■ TASK PROMPT: Reproduce the records below exactly as given.

■ RECORDS FOR PROCESSING:
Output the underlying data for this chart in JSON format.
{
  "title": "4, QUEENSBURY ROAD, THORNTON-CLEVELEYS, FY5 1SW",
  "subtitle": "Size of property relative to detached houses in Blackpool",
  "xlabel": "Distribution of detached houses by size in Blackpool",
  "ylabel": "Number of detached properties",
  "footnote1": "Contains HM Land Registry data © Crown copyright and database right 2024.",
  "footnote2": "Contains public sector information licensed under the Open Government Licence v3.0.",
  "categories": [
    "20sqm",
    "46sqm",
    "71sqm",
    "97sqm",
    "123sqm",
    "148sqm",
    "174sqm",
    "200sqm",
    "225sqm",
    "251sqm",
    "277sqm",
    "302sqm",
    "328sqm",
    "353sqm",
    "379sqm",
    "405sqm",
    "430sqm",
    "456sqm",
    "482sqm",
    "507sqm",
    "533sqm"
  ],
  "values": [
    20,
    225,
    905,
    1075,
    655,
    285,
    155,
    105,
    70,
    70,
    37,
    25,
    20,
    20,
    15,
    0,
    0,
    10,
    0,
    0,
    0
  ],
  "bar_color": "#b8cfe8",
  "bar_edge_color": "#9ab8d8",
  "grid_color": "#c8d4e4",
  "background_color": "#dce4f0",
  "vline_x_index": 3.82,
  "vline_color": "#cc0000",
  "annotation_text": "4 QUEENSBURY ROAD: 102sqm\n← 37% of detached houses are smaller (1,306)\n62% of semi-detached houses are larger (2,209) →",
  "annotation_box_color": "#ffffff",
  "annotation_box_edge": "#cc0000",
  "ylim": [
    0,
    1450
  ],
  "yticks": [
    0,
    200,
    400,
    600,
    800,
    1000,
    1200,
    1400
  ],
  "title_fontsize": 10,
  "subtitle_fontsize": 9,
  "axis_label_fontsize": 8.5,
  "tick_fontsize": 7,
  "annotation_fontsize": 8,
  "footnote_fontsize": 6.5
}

■ ANSWER:
Output the underlying data for this chart in JSON format.
{
  "title": "4, QUEENSBURY ROAD, THORNTON-CLEVELEYS, FY5 1SW",
  "subtitle": "Size of property relative to detached houses in Blackpool",
  "xlabel": "Distribution of detached houses by size in Blackpool",
  "ylabel": "Number of detached properties",
  "footnote1": "Contains HM Land Registry data © Crown copyright and database right 2024.",
  "footnote2": "Contains public sector information licensed under the Open Government Licence v3.0.",
  "categories": [
    "20sqm",
    "46sqm",
    "71sqm",
    "97sqm",
    "123sqm",
    "148sqm",
    "174sqm",
    "200sqm",
    "225sqm",
    "251sqm",
    "277sqm",
    "302sqm",
    "328sqm",
    "353sqm",
    "379sqm",
    "405sqm",
    "430sqm",
    "456sqm",
    "482sqm",
    "507sqm",
    "533sqm"
  ],
  "values": [
    20,
    225,
    905,
    1075,
    655,
    285,
    155,
    105,
    70,
    70,
    37,
    25,
    20,
    20,
    15,
    0,
    0,
    10,
    0,
    0,
    0
  ],
  "bar_color": "#b8cfe8",
  "bar_edge_color": "#9ab8d8",
  "grid_color": "#c8d4e4",
  "background_color": "#dce4f0",
  "vline_x_index": 3.82,
  "vline_color": "#cc0000",
  "annotation_text": "4 QUEENSBURY ROAD: 102sqm\n← 37% of detached houses are smaller (1,306)\n62% of semi-detached houses are larger (2,209) →",
  "annotation_box_color": "#ffffff",
  "annotation_box_edge": "#cc0000",
  "ylim": [
    0,
    1450
  ],
  "yticks": [
    0,
    200,
    400,
    600,
    800,
    1000,
    1200,
    1400
  ],
  "title_fontsize": 10,
  "subtitle_fontsize": 9,
  "axis_label_fontsize": 8.5,
  "tick_fontsize": 7,
  "annotation_fontsize": 8,
  "footnote_fontsize": 6.5
}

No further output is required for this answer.